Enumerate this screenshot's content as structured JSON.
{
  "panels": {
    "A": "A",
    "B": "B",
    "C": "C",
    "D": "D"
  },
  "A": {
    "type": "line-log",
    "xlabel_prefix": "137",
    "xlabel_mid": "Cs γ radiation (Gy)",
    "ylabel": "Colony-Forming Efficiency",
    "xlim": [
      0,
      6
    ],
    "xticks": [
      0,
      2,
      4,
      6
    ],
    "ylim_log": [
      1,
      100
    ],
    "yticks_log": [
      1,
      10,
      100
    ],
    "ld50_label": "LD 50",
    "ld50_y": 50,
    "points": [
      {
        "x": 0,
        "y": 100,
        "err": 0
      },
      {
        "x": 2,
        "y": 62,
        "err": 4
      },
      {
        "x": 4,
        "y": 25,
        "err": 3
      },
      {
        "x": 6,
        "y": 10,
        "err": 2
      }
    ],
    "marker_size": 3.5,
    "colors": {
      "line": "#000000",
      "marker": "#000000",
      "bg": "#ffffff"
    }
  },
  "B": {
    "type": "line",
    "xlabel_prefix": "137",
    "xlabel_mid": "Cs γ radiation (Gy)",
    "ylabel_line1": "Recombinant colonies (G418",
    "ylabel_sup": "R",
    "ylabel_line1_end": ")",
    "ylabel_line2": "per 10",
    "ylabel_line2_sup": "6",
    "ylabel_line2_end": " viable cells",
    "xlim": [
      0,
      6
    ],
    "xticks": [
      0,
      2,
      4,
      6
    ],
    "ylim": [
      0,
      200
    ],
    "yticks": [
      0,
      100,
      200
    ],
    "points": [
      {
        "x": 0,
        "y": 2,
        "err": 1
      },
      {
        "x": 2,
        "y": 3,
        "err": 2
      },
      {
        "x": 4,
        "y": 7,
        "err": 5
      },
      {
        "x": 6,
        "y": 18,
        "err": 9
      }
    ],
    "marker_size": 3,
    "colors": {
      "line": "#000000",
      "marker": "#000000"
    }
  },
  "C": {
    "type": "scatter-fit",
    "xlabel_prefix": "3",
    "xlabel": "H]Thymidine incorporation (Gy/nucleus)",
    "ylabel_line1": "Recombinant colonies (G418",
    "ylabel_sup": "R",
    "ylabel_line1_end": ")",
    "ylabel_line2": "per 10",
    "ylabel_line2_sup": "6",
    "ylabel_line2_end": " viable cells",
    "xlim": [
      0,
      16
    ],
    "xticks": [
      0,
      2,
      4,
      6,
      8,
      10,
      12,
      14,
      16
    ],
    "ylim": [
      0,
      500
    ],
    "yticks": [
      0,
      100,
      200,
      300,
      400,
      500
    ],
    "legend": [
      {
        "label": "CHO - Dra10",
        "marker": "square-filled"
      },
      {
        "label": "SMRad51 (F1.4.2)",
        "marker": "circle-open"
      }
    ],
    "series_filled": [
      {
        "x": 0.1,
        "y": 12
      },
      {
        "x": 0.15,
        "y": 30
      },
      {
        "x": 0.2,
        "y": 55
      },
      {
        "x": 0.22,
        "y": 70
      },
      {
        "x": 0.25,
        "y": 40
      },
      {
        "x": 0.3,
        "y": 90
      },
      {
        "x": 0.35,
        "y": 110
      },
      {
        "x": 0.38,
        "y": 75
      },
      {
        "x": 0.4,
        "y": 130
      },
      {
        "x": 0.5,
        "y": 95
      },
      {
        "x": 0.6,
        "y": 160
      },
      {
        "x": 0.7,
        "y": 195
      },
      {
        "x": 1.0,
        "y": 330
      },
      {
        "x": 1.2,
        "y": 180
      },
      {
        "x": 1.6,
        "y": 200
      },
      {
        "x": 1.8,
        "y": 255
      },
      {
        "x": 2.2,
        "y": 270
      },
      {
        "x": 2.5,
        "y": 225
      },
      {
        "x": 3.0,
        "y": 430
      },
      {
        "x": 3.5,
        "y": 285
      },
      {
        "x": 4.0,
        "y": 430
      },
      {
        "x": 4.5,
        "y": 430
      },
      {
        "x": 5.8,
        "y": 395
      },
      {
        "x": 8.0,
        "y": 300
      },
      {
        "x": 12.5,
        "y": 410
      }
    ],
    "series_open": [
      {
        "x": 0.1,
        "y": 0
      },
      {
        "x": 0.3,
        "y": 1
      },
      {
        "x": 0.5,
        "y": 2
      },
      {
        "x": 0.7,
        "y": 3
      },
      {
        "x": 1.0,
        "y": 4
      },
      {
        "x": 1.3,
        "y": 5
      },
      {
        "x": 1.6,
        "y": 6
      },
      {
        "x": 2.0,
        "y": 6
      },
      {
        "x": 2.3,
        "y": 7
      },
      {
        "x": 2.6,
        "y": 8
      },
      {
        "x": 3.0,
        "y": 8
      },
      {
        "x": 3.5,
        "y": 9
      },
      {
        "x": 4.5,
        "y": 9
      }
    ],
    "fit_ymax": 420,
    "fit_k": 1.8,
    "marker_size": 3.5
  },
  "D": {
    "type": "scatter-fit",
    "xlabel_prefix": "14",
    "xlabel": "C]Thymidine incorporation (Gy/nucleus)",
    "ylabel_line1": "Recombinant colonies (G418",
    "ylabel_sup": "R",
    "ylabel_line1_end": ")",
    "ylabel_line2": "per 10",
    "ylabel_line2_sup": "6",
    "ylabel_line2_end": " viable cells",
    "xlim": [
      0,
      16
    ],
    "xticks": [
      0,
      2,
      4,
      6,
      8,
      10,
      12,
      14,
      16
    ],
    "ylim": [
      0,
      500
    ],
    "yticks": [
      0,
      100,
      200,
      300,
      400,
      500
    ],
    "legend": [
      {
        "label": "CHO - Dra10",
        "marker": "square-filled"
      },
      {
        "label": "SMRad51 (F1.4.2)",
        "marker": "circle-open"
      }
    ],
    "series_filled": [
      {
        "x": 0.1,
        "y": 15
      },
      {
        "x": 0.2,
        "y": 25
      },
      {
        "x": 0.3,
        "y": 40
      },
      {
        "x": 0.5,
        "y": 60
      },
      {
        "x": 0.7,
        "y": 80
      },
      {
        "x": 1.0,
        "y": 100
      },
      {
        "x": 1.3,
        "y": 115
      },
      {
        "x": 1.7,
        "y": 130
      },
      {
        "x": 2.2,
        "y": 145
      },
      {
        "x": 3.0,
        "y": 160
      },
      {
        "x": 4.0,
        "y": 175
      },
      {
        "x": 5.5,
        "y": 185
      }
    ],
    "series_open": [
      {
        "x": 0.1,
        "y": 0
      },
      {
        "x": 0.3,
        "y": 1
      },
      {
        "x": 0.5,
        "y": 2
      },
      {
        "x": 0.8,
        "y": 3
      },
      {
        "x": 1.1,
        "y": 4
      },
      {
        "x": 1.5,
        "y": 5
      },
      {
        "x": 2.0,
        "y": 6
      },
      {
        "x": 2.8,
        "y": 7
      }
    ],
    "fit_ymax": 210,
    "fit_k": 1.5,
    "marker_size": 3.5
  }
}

◇ ◇ ◇ ◇ ◇

## Requirement
Among the entries above, some lines may hold the string "incorporation". State how many, and give nothing but the number.

## Solution for this task
2